◆ **WHAT TO WORK ON**: Copy out every line of the data exactly.

================================

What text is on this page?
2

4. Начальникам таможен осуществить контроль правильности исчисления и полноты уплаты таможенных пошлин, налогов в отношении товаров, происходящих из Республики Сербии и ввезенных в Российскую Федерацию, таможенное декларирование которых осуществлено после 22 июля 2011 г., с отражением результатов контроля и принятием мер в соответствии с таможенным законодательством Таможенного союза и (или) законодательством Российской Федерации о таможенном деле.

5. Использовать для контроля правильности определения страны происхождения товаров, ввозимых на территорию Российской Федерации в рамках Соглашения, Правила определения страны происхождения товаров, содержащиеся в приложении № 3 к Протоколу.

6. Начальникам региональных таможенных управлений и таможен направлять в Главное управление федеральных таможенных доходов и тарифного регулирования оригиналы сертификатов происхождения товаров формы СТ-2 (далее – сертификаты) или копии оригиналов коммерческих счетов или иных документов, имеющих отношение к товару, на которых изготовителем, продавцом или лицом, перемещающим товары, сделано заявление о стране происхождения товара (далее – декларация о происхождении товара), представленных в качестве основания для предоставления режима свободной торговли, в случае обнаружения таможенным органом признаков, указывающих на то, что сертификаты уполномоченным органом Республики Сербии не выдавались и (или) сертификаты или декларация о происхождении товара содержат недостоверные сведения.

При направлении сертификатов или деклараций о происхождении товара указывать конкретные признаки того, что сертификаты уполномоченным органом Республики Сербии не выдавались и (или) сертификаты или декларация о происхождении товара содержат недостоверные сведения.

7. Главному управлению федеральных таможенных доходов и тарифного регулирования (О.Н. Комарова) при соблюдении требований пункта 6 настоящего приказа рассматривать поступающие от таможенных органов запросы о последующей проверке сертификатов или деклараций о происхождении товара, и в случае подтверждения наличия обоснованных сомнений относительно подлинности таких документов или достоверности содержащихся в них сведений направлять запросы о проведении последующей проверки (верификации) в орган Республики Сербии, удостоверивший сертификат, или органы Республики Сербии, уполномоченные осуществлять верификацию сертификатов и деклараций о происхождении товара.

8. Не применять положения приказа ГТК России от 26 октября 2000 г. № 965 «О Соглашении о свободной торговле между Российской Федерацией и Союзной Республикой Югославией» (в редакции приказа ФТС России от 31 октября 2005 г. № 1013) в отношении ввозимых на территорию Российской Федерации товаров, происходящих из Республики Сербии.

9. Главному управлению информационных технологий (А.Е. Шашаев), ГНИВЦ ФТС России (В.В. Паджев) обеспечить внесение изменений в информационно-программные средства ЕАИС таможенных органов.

================================

◆ **ANSWER IN FULL**:
What text is on this page?
2

4. Начальникам таможен осуществить контроль правильности исчисления и полноты уплаты таможенных пошлин, налогов в отношении товаров, происходящих из Республики Сербии и ввезенных в Российскую Федерацию, таможенное декларирование которых осуществлено после 22 июля 2011 г., с отражением результатов контроля и принятием мер в соответствии с таможенным законодательством Таможенного союза и (или) законодательством Российской Федерации о таможенном деле.

5. Использовать для контроля правильности определения страны происхождения товаров, ввозимых на территорию Российской Федерации в рамках Соглашения, Правила определения страны происхождения товаров, содержащиеся в приложении № 3 к Протоколу.

6. Начальникам региональных таможенных управлений и таможен направлять в Главное управление федеральных таможенных доходов и тарифного регулирования оригиналы сертификатов происхождения товаров формы СТ-2 (далее – сертификаты) или копии оригиналов коммерческих счетов или иных документов, имеющих отношение к товару, на которых изготовителем, продавцом или лицом, перемещающим товары, сделано заявление о стране происхождения товара (далее – декларация о происхождении товара), представленных в качестве основания для предоставления режима свободной торговли, в случае обнаружения таможенным органом признаков, указывающих на то, что сертификаты уполномоченным органом Республики Сербии не выдавались и (или) сертификаты или декларация о происхождении товара содержат недостоверные сведения.

При направлении сертификатов или деклараций о происхождении товара указывать конкретные признаки того, что сертификаты уполномоченным органом Республики Сербии не выдавались и (или) сертификаты или декларация о происхождении товара содержат недостоверные сведения.

7. Главному управлению федеральных таможенных доходов и тарифного регулирования (О.Н. Комарова) при соблюдении требований пункта 6 настоящего приказа рассматривать поступающие от таможенных органов запросы о последующей проверке сертификатов или деклараций о происхождении товара, и в случае подтверждения наличия обоснованных сомнений относительно подлинности таких документов или достоверности содержащихся в них сведений направлять запросы о проведении последующей проверки (верификации) в орган Республики Сербии, удостоверивший сертификат, или органы Республики Сербии, уполномоченные осуществлять верификацию сертификатов и деклараций о происхождении товара.

8. Не применять положения приказа ГТК России от 26 октября 2000 г. № 965 «О Соглашении о свободной торговле между Российской Федерацией и Союзной Республикой Югославией» (в редакции приказа ФТС России от 31 октября 2005 г. № 1013) в отношении ввозимых на территорию Российской Федерации товаров, происходящих из Республики Сербии.

9. Главному управлению информационных технологий (А.Е. Шашаев), ГНИВЦ ФТС России (В.В. Паджев) обеспечить внесение изменений в информационно-программные средства ЕАИС таможенных органов.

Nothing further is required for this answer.